### AIM OF THE TASK
Below are some records: retype them all exactly, but not the pictures.

### EXERCISE MATERIAL

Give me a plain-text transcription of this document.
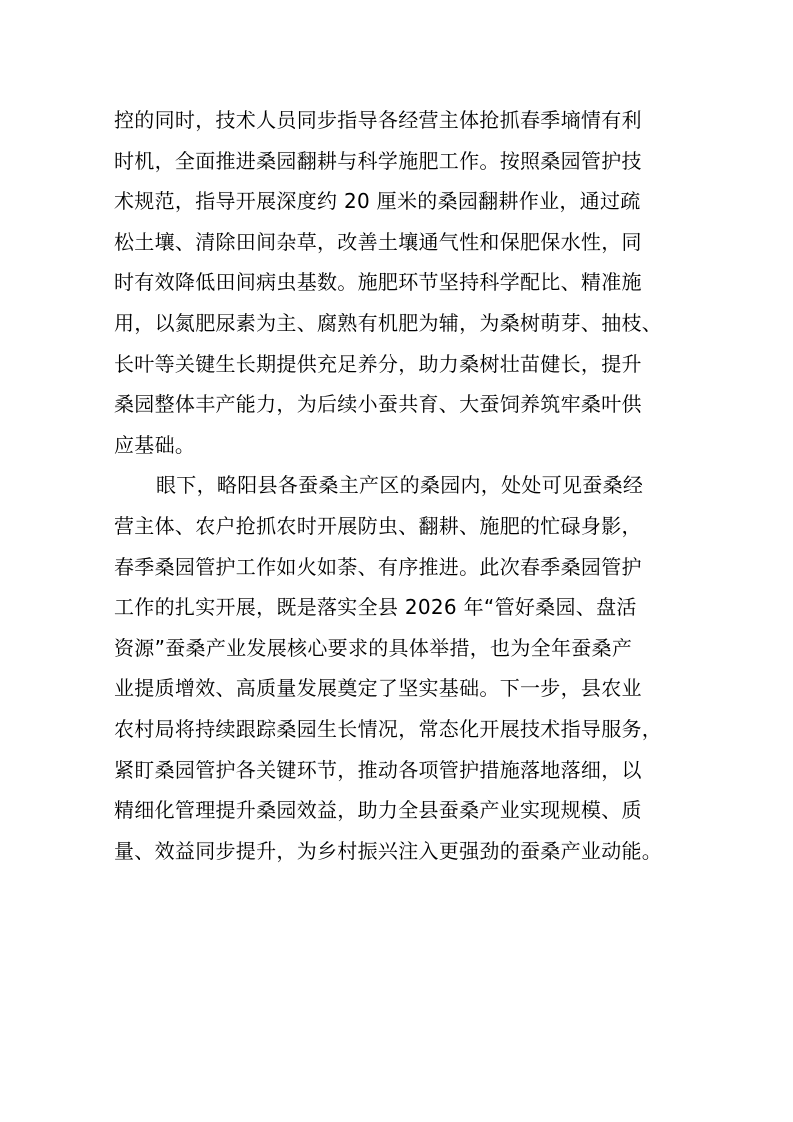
控的同时，技术人员同步指导各经营主体抢抓春季墒情有利
时机，全面推进桑园翻耕与科学施肥工作。按照桑园管护技
术规范，指导开展深度约 20 厘米的桑园翻耕作业，通过疏
松土壤、清除田间杂草，改善土壤通气性和保肥保水性，同
时有效降低田间病虫基数。施肥环节坚持科学配比、精准施
用，以氮肥尿素为主、腐熟有机肥为辅，为桑树萌芽、抽枝、
长叶等关键生长期提供充足养分，助力桑树壮苗健长，提升
桑园整体丰产能力，为后续小蚕共育、大蚕饲养筑牢桑叶供
应基础。
眼下，略阳县各蚕桑主产区的桑园内，处处可见蚕桑经
营主体、农户抢抓农时开展防虫、翻耕、施肥的忙碌身影，
春季桑园管护工作如火如荼、有序推进。此次春季桑园管护
工作的扎实开展，既是落实全县 2026 年“管好桑园、盘活
资源”蚕桑产业发展核心要求的具体举措，也为全年蚕桑产
业提质增效、高质量发展奠定了坚实基础。下一步，县农业
农村局将持续跟踪桑园生长情况，常态化开展技术指导服务，
紧盯桑园管护各关键环节，推动各项管护措施落地落细，以
精细化管理提升桑园效益，助力全县蚕桑产业实现规模、质
量、效益同步提升，为乡村振兴注入更强劲的蚕桑产业动能。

### TASK SOLUTION
Give me a plain-text transcription of this document.
控的同时，技术人员同步指导各经营主体抢抓春季墒情有利
时机，全面推进桑园翻耕与科学施肥工作。按照桑园管护技
术规范，指导开展深度约 20 厘米的桑园翻耕作业，通过疏
松土壤、清除田间杂草，改善土壤通气性和保肥保水性，同
时有效降低田间病虫基数。施肥环节坚持科学配比、精准施
用，以氮肥尿素为主、腐熟有机肥为辅，为桑树萌芽、抽枝、
长叶等关键生长期提供充足养分，助力桑树壮苗健长，提升
桑园整体丰产能力，为后续小蚕共育、大蚕饲养筑牢桑叶供
应基础。
眼下，略阳县各蚕桑主产区的桑园内，处处可见蚕桑经
营主体、农户抢抓农时开展防虫、翻耕、施肥的忙碌身影，
春季桑园管护工作如火如荼、有序推进。此次春季桑园管护
工作的扎实开展，既是落实全县 2026 年“管好桑园、盘活
资源”蚕桑产业发展核心要求的具体举措，也为全年蚕桑产
业提质增效、高质量发展奠定了坚实基础。下一步，县农业
农村局将持续跟踪桑园生长情况，常态化开展技术指导服务，
紧盯桑园管护各关键环节，推动各项管护措施落地落细，以
精细化管理提升桑园效益，助力全县蚕桑产业实现规模、质
量、效益同步提升，为乡村振兴注入更强劲的蚕桑产业动能。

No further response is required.